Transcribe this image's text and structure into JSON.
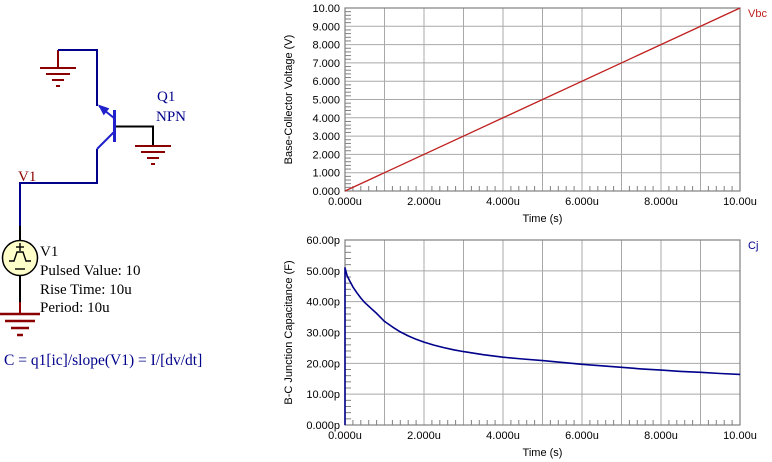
{
  "app": {
    "background": "#FFFFFF"
  },
  "schematic": {
    "transistor_ref": "Q1",
    "transistor_type": "NPN",
    "wire_label": "V1",
    "source_name": "V1",
    "source_param_1": "Pulsed Value: 10",
    "source_param_2": "Rise Time: 10u",
    "source_param_3": "Period: 10u",
    "formula": "C = q1[ic]/slope(V1) = I/[dv/dt]",
    "colors": {
      "wire": "#00008B",
      "device": "#2121CC",
      "ground": "#8B0000",
      "source_fill": "#FFFFC9",
      "designator_text": "#00008B",
      "wire_label_text": "#8B0000",
      "param_text": "#000000"
    }
  },
  "chart_data": [
    {
      "type": "line",
      "title": "",
      "xlabel": "Time (s)",
      "ylabel": "Base-Collector Voltage (V)",
      "x_unit": "us",
      "y_unit": "V",
      "xlim": [
        0,
        10
      ],
      "ylim": [
        0,
        10
      ],
      "x_tick_values": [
        0,
        2,
        4,
        6,
        8,
        10
      ],
      "x_tick_labels": [
        "0.000u",
        "2.000u",
        "4.000u",
        "6.000u",
        "8.000u",
        "10.00u"
      ],
      "y_tick_values": [
        0,
        1,
        2,
        3,
        4,
        5,
        6,
        7,
        8,
        9,
        10
      ],
      "y_tick_labels": [
        "0.000",
        "1.000",
        "2.000",
        "3.000",
        "4.000",
        "5.000",
        "6.000",
        "7.000",
        "8.000",
        "9.000",
        "10.00"
      ],
      "grid": true,
      "grid_x_step": 1,
      "grid_y_step": 1,
      "minor_x_step": 0.2,
      "minor_y_step": 0.2,
      "legend_position": "top-right-outside",
      "legend": [
        {
          "label": "Vbc",
          "color": "#C02020"
        }
      ],
      "series": [
        {
          "name": "Vbc",
          "color": "#C02020",
          "points": [
            [
              0,
              0
            ],
            [
              10,
              10
            ]
          ]
        }
      ]
    },
    {
      "type": "line",
      "title": "",
      "xlabel": "Time (s)",
      "ylabel": "B-C Junction Capacitance (F)",
      "x_unit": "us",
      "y_unit": "pF",
      "xlim": [
        0,
        10
      ],
      "ylim": [
        0,
        60
      ],
      "x_tick_values": [
        0,
        2,
        4,
        6,
        8,
        10
      ],
      "x_tick_labels": [
        "0.000u",
        "2.000u",
        "4.000u",
        "6.000u",
        "8.000u",
        "10.00u"
      ],
      "y_tick_values": [
        0,
        10,
        20,
        30,
        40,
        50,
        60
      ],
      "y_tick_labels": [
        "0.000p",
        "10.00p",
        "20.00p",
        "30.00p",
        "40.00p",
        "50.00p",
        "60.00p"
      ],
      "grid": true,
      "grid_x_step": 1,
      "grid_y_step": 10,
      "minor_x_step": 0.2,
      "minor_y_step": 2,
      "legend_position": "top-right-outside",
      "legend": [
        {
          "label": "Cj",
          "color": "#00008B"
        }
      ],
      "series": [
        {
          "name": "Cj",
          "color": "#00008B",
          "points": [
            [
              0,
              0
            ],
            [
              0,
              51
            ],
            [
              0.05,
              48.5
            ],
            [
              0.1,
              47.2
            ],
            [
              0.2,
              44.8
            ],
            [
              0.3,
              42.9
            ],
            [
              0.4,
              41.2
            ],
            [
              0.5,
              39.7
            ],
            [
              0.65,
              37.9
            ],
            [
              0.8,
              36.2
            ],
            [
              1.0,
              33.6
            ],
            [
              1.2,
              31.8
            ],
            [
              1.4,
              30.2
            ],
            [
              1.6,
              28.9
            ],
            [
              1.8,
              27.8
            ],
            [
              2.0,
              26.9
            ],
            [
              2.25,
              25.9
            ],
            [
              2.5,
              25.1
            ],
            [
              2.75,
              24.4
            ],
            [
              3.0,
              23.8
            ],
            [
              3.5,
              22.8
            ],
            [
              4.0,
              22.0
            ],
            [
              4.5,
              21.4
            ],
            [
              5.0,
              20.9
            ],
            [
              5.5,
              20.3
            ],
            [
              6.0,
              19.7
            ],
            [
              6.5,
              19.2
            ],
            [
              7.0,
              18.7
            ],
            [
              7.5,
              18.2
            ],
            [
              8.0,
              17.8
            ],
            [
              8.5,
              17.4
            ],
            [
              9.0,
              17.1
            ],
            [
              9.5,
              16.7
            ],
            [
              10.0,
              16.4
            ]
          ]
        }
      ]
    }
  ]
}
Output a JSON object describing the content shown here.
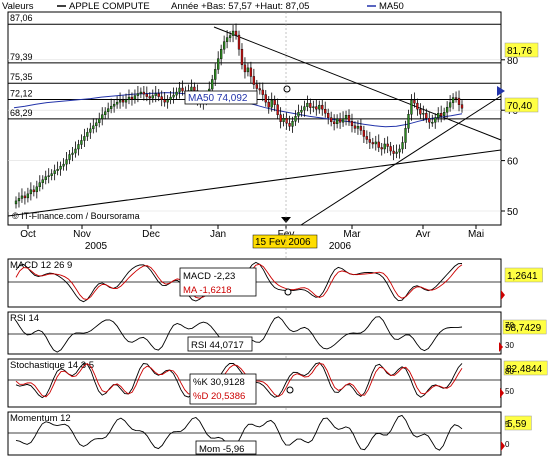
{
  "header": {
    "menu_label": "Valeurs",
    "symbol": "APPLE COMPUTE",
    "period_stats": "Année +Bas: 57,57 +Haut: 87,05",
    "ma_legend": "MA50"
  },
  "colors": {
    "up": "#2a8a1e",
    "down": "#cc1111",
    "ma": "#2233aa",
    "red": "#cc0000",
    "black": "#000000",
    "badge": "#ffff44",
    "date_badge": "#ffdd00"
  },
  "chart_data": {
    "type": "candlestick",
    "symbol": "APPLE COMPUTE",
    "source": "© IT-Finance.com / Boursorama",
    "price_axis": {
      "ylim": [
        47,
        88
      ],
      "ticks": [
        50,
        60,
        70,
        80
      ],
      "right_labels": {
        "last": "70,40",
        "high_line": "81,76"
      }
    },
    "reference_lines": {
      "values": [
        87.06,
        79.39,
        75.35,
        72.12,
        68.29
      ],
      "labels": [
        "87,06",
        "79,39",
        "75,35",
        "72,12",
        "68,29"
      ]
    },
    "ma50_label": "MA50 74,092",
    "time_axis": {
      "months": [
        "Oct",
        "Nov",
        "Dec",
        "Jan",
        "Fev",
        "Mar",
        "Avr",
        "Mai"
      ],
      "years": [
        {
          "label": "2005",
          "month": "Nov"
        },
        {
          "label": "2006",
          "month": "Mar"
        }
      ],
      "cursor_date": "15 Fev 2006"
    },
    "close": [
      52,
      52.5,
      53,
      52.6,
      53.4,
      54.2,
      53.8,
      54.8,
      55.6,
      56.2,
      56.8,
      57,
      57.4,
      58,
      58.3,
      58.9,
      59.3,
      60.2,
      61.2,
      61.5,
      62.3,
      63.2,
      64,
      64.8,
      65.6,
      66.3,
      66.9,
      67.5,
      68.3,
      69.1,
      69.7,
      70.3,
      70.8,
      71.2,
      71.6,
      72,
      71.6,
      72.1,
      72.6,
      72.2,
      72.9,
      73.3,
      73.6,
      73.2,
      72.7,
      72.4,
      72.9,
      73.3,
      72.7,
      72.1,
      71.6,
      72.1,
      72.6,
      73,
      73.6,
      74.4,
      73.8,
      73.3,
      73.9,
      74.6,
      73.9,
      72.2,
      71.4,
      71.9,
      72.7,
      74.2,
      76.1,
      78.1,
      80.2,
      82.1,
      83.6,
      84.4,
      84.8,
      85.7,
      84.9,
      82.1,
      79,
      77.6,
      78.4,
      76.7,
      75.1,
      74.3,
      74,
      73.1,
      71.6,
      70.6,
      72,
      71.1,
      69.1,
      67.7,
      68.4,
      67.4,
      66.8,
      67.8,
      68.8,
      69.6,
      70,
      70.7,
      71.4,
      70.5,
      70.7,
      70.2,
      71,
      70.2,
      69.4,
      68.5,
      67.7,
      67.3,
      68.3,
      67.6,
      68.3,
      69,
      67.8,
      66.9,
      66.4,
      66.8,
      66,
      64.8,
      64.2,
      63.6,
      63.3,
      63.7,
      62.6,
      62.3,
      63.3,
      62.8,
      61.9,
      61.4,
      61.7,
      62.3,
      63.6,
      66.4,
      69.2,
      72,
      71.4,
      70.2,
      69.2,
      69.4,
      68.4,
      67.6,
      67.6,
      68.5,
      69.4,
      68.9,
      69.6,
      70.6,
      71.5,
      72.5,
      72.4,
      71.1,
      70.4
    ],
    "ma50": [
      70.5,
      70.8,
      71.2,
      71.5,
      71.7,
      71.9,
      72.1,
      72.3,
      72.6,
      72.8,
      73,
      73.2,
      73.3,
      73.4,
      73.5,
      73.4,
      73.2,
      73,
      72.8,
      72.5,
      72.1,
      71.6,
      71.1,
      70.5,
      70,
      69.6,
      69.2,
      68.8,
      68.5,
      68.2,
      67.9,
      67.6,
      67.2,
      66.9,
      66.7,
      66.8,
      67.2,
      67.8,
      68.3,
      68.6,
      68.9,
      69.3
    ],
    "indicators": [
      {
        "name": "MACD",
        "title": "MACD 12 26 9",
        "value_label": "MACD -2,23",
        "signal_label": "MA -1,6218",
        "last": "1,2641"
      },
      {
        "name": "RSI",
        "title": "RSI 14",
        "value_label": "RSI 44,0717",
        "last": "58,7429",
        "ticks": [
          30,
          70
        ]
      },
      {
        "name": "Stochastique",
        "title": "Stochastique 14 3 5",
        "value_label": "%K 30,9128",
        "signal_label": "%D 20,5386",
        "last": "82,4844",
        "ticks": [
          50,
          80
        ]
      },
      {
        "name": "Momentum",
        "title": "Momentum 12",
        "value_label": "Mom -5,96",
        "last": "5,59",
        "ticks": [
          0,
          5
        ]
      }
    ]
  }
}
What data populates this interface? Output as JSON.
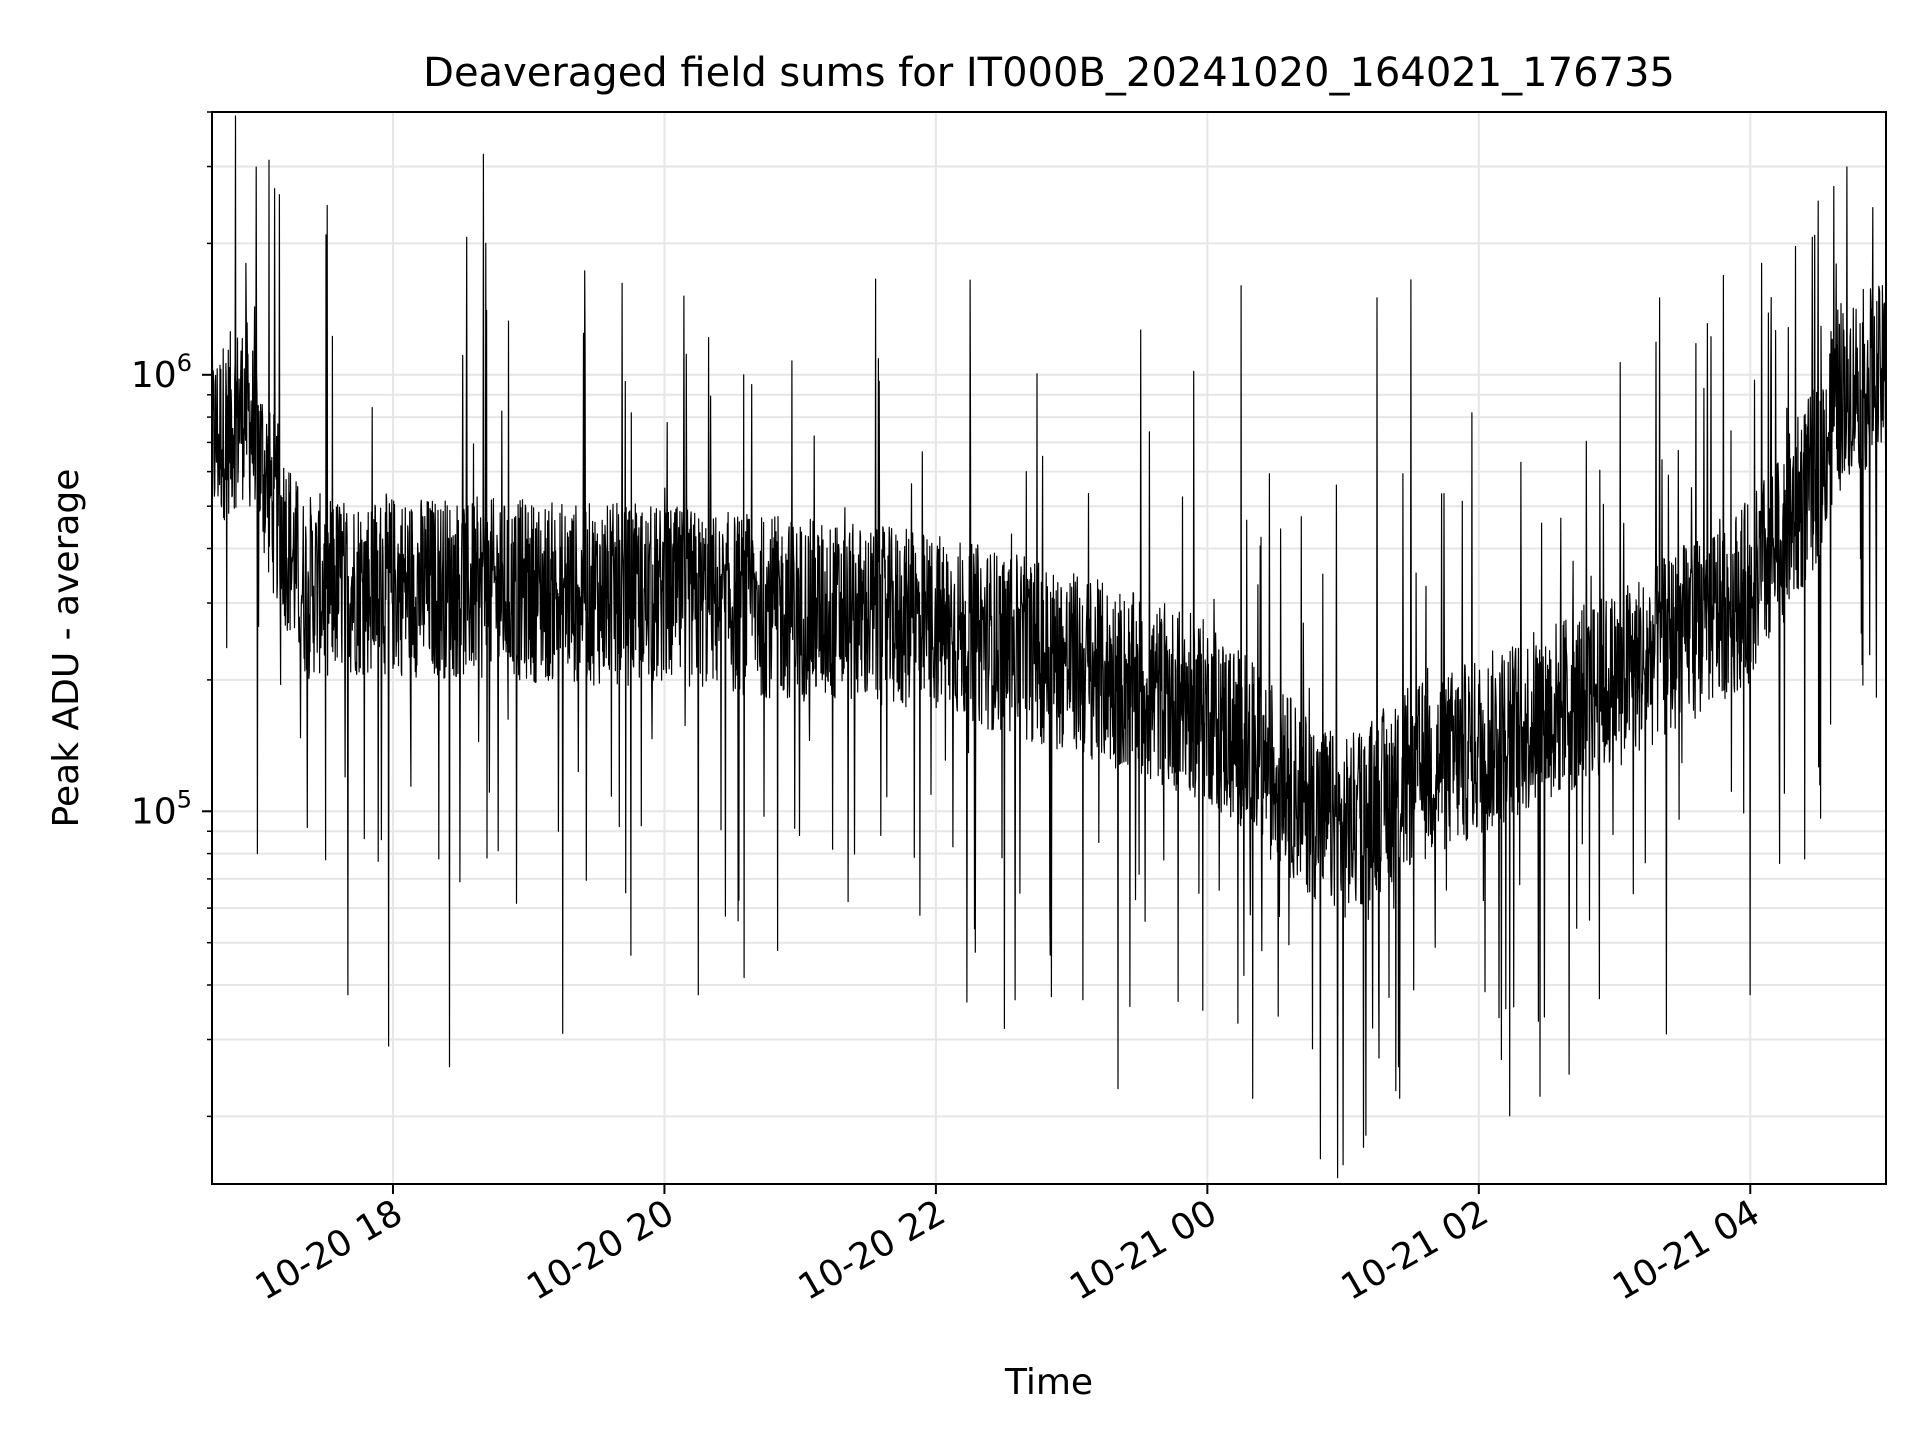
■ ■ ■
Copy every line above that includes the string "Stochastique".

= EXERCISE SOLUTION =
        "name": "Stochastique",
        "title": "Stochastique 14 3 5",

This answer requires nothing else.